◆ Aim of the exercise: Keep every line where the word "duration" appears; drop the rest.

◆ Data supplied:
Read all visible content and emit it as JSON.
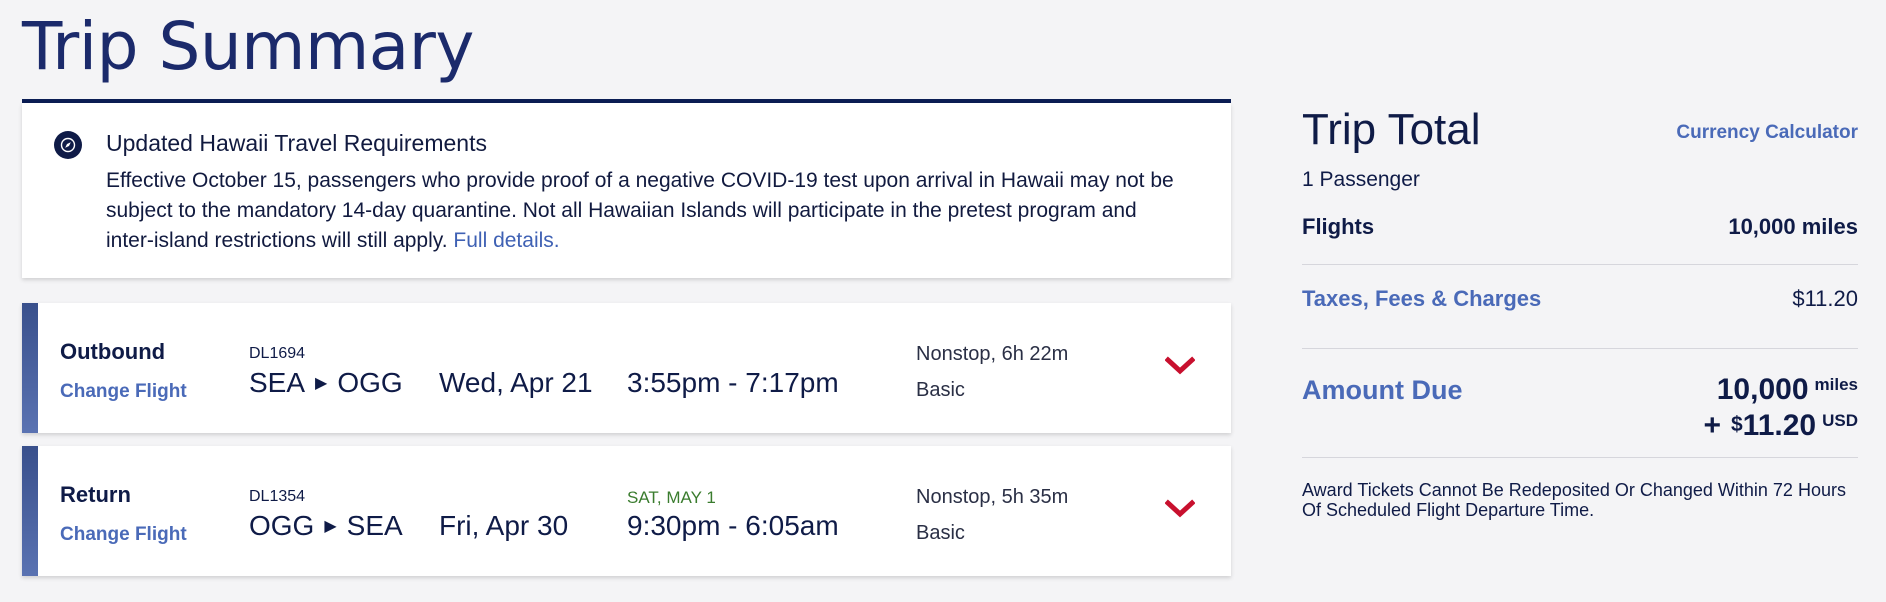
{
  "page": {
    "title": "Trip Summary"
  },
  "notice": {
    "title": "Updated Hawaii Travel Requirements",
    "body": "Effective October 15, passengers who provide proof of a negative COVID-19 test upon arrival in Hawaii may not be subject to the mandatory 14-day quarantine. Not all Hawaiian Islands will participate in the pretest program and inter-island restrictions will still apply.",
    "link_label": "Full details."
  },
  "flights": [
    {
      "leg": "Outbound",
      "change_label": "Change Flight",
      "flight_number": "DL1694",
      "origin": "SEA",
      "destination": "OGG",
      "date": "Wed, Apr 21",
      "next_day_label": "",
      "times": "3:55pm - 7:17pm",
      "duration": "Nonstop, 6h 22m",
      "cabin": "Basic"
    },
    {
      "leg": "Return",
      "change_label": "Change Flight",
      "flight_number": "DL1354",
      "origin": "OGG",
      "destination": "SEA",
      "date": "Fri, Apr 30",
      "next_day_label": "SAT, MAY 1",
      "times": "9:30pm - 6:05am",
      "duration": "Nonstop, 5h 35m",
      "cabin": "Basic"
    }
  ],
  "trip_total": {
    "title": "Trip Total",
    "currency_link": "Currency Calculator",
    "passengers": "1 Passenger",
    "flights_label": "Flights",
    "flights_value": "10,000 miles",
    "taxes_label": "Taxes, Fees & Charges",
    "taxes_value": "$11.20",
    "amount_due_label": "Amount Due",
    "amount_miles": "10,000",
    "amount_miles_unit": "miles",
    "amount_plus": "+",
    "amount_currency_symbol": "$",
    "amount_usd": "11.20",
    "amount_usd_unit": "USD",
    "award_note": "Award Tickets Cannot Be Redeposited Or Changed Within 72 Hours Of Scheduled Flight Departure Time."
  },
  "colors": {
    "navy": "#0f1b47",
    "link_blue": "#4a6ab8",
    "accent_red": "#c8102e",
    "next_day_green": "#3a7c2e"
  },
  "icons": {
    "notice": "compass-icon",
    "expand": "chevron-down-icon",
    "route": "triangle-right-icon"
  }
}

◆ Solution:
      "duration": "Nonstop, 6h 22m",
      "duration": "Nonstop, 5h 35m",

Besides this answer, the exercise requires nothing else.